— start of Supplied records —

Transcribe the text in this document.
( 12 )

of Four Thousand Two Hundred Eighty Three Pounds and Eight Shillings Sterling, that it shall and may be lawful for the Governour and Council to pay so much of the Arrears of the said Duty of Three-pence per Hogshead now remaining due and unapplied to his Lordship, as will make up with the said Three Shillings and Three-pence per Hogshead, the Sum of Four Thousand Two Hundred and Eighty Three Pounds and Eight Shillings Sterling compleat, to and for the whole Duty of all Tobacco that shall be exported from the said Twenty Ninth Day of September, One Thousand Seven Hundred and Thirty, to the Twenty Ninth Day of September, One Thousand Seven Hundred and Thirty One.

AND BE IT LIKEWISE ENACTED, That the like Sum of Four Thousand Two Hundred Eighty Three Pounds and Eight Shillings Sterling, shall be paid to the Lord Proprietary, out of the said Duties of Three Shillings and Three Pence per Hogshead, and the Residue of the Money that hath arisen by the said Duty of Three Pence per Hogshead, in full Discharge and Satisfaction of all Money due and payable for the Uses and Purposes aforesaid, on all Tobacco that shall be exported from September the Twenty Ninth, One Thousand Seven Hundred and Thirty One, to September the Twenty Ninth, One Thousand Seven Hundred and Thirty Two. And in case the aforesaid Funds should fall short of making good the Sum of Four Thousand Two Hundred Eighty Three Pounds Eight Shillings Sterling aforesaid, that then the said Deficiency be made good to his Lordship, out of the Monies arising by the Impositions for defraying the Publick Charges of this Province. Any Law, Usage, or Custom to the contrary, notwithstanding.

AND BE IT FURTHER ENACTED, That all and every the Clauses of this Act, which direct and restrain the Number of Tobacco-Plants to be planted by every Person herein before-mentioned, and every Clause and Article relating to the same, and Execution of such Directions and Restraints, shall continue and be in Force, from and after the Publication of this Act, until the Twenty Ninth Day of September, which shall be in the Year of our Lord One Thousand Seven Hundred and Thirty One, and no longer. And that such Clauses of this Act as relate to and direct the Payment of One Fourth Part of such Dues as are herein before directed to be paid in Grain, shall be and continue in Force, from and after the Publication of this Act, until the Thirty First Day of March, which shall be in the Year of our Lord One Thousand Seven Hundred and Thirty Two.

— end of Supplied records —

Goal:
Return the listing above in full, character for character.

Solution to this task:
Transcribe the text in this document.
( 12 )

of Four Thousand Two Hundred Eighty Three Pounds and Eight Shillings Sterling, that it shall and may be lawful for the Governour and Council to pay so much of the Arrears of the said Duty of Three-pence per Hogshead now remaining due and unapplied to his Lordship, as will make up with the said Three Shillings and Three-pence per Hogshead, the Sum of Four Thousand Two Hundred and Eighty Three Pounds and Eight Shillings Sterling compleat, to and for the whole Duty of all Tobacco that shall be exported from the said Twenty Ninth Day of September, One Thousand Seven Hundred and Thirty, to the Twenty Ninth Day of September, One Thousand Seven Hundred and Thirty One.

AND BE IT LIKEWISE ENACTED, That the like Sum of Four Thousand Two Hundred Eighty Three Pounds and Eight Shillings Sterling, shall be paid to the Lord Proprietary, out of the said Duties of Three Shillings and Three Pence per Hogshead, and the Residue of the Money that hath arisen by the said Duty of Three Pence per Hogshead, in full Discharge and Satisfaction of all Money due and payable for the Uses and Purposes aforesaid, on all Tobacco that shall be exported from September the Twenty Ninth, One Thousand Seven Hundred and Thirty One, to September the Twenty Ninth, One Thousand Seven Hundred and Thirty Two. And in case the aforesaid Funds should fall short of making good the Sum of Four Thousand Two Hundred Eighty Three Pounds Eight Shillings Sterling aforesaid, that then the said Deficiency be made good to his Lordship, out of the Monies arising by the Impositions for defraying the Publick Charges of this Province. Any Law, Usage, or Custom to the contrary, notwithstanding.

AND BE IT FURTHER ENACTED, That all and every the Clauses of this Act, which direct and restrain the Number of Tobacco-Plants to be planted by every Person herein before-mentioned, and every Clause and Article relating to the same, and Execution of such Directions and Restraints, shall continue and be in Force, from and after the Publication of this Act, until the Twenty Ninth Day of September, which shall be in the Year of our Lord One Thousand Seven Hundred and Thirty One, and no longer. And that such Clauses of this Act as relate to and direct the Payment of One Fourth Part of such Dues as are herein before directed to be paid in Grain, shall be and continue in Force, from and after the Publication of this Act, until the Thirty First Day of March, which shall be in the Year of our Lord One Thousand Seven Hundred and Thirty Two.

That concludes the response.